• **Requirements**: Each line of the listing must be transcribed exactly, except for the images, which should be excluded.

begin Material for this exercise

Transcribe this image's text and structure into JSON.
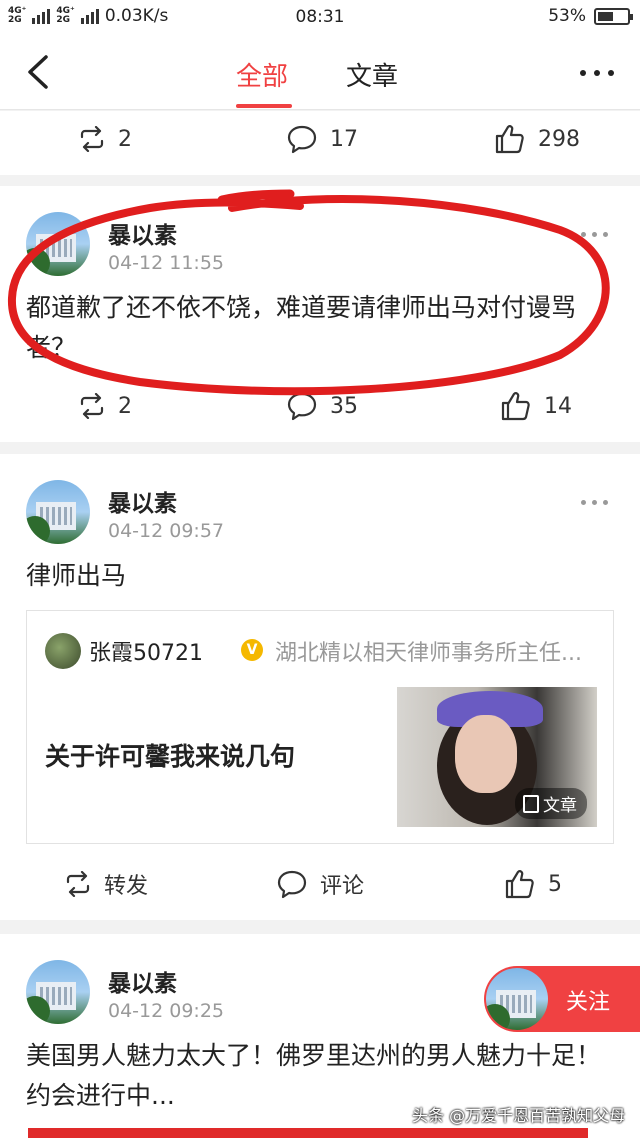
{
  "status_bar": {
    "network_1": "4G⁺",
    "network_2": "4G⁺ 2G",
    "network_3": "2G",
    "speed": "0.03K/s",
    "time": "08:31",
    "battery_percent": "53%",
    "battery_level": 0.53
  },
  "nav": {
    "tab_all": "全部",
    "tab_articles": "文章",
    "active_tab": "全部"
  },
  "post0": {
    "reposts": "2",
    "comments": "17",
    "likes": "298"
  },
  "post1": {
    "author": "暴以素",
    "date": "04-12 11:55",
    "text": "都道歉了还不依不饶，难道要请律师出马对付谩骂者？",
    "reposts": "2",
    "comments": "35",
    "likes": "14"
  },
  "post2": {
    "author": "暴以素",
    "date": "04-12 09:57",
    "text": "律师出马",
    "quote": {
      "author": "张霞50721",
      "verified_mark": "V",
      "description": "湖北精以相天律师事务所主任...",
      "title": "关于许可馨我来说几句",
      "tag": "文章"
    },
    "repost_label": "转发",
    "comment_label": "评论",
    "likes": "5"
  },
  "post3": {
    "author": "暴以素",
    "date": "04-12 09:25",
    "text": "美国男人魅力太大了！佛罗里达州的男人魅力十足！约会进行中..."
  },
  "follow_button": {
    "label": "关注"
  },
  "watermark": "头条 @万爱千恩百苦孰知父母",
  "colors": {
    "accent": "#f04142",
    "annotation": "#e01e1e"
  }
}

end Material for this exercise

• **Complete response**:
Transcribe this image's text and structure into JSON.
{
  "status_bar": {
    "network_1": "4G⁺",
    "network_2": "4G⁺ 2G",
    "network_3": "2G",
    "speed": "0.03K/s",
    "time": "08:31",
    "battery_percent": "53%",
    "battery_level": 0.53
  },
  "nav": {
    "tab_all": "全部",
    "tab_articles": "文章",
    "active_tab": "全部"
  },
  "post0": {
    "reposts": "2",
    "comments": "17",
    "likes": "298"
  },
  "post1": {
    "author": "暴以素",
    "date": "04-12 11:55",
    "text": "都道歉了还不依不饶，难道要请律师出马对付谩骂者？",
    "reposts": "2",
    "comments": "35",
    "likes": "14"
  },
  "post2": {
    "author": "暴以素",
    "date": "04-12 09:57",
    "text": "律师出马",
    "quote": {
      "author": "张霞50721",
      "verified_mark": "V",
      "description": "湖北精以相天律师事务所主任...",
      "title": "关于许可馨我来说几句",
      "tag": "文章"
    },
    "repost_label": "转发",
    "comment_label": "评论",
    "likes": "5"
  },
  "post3": {
    "author": "暴以素",
    "date": "04-12 09:25",
    "text": "美国男人魅力太大了！佛罗里达州的男人魅力十足！约会进行中..."
  },
  "follow_button": {
    "label": "关注"
  },
  "watermark": "头条 @万爱千恩百苦孰知父母",
  "colors": {
    "accent": "#f04142",
    "annotation": "#e01e1e"
  }
}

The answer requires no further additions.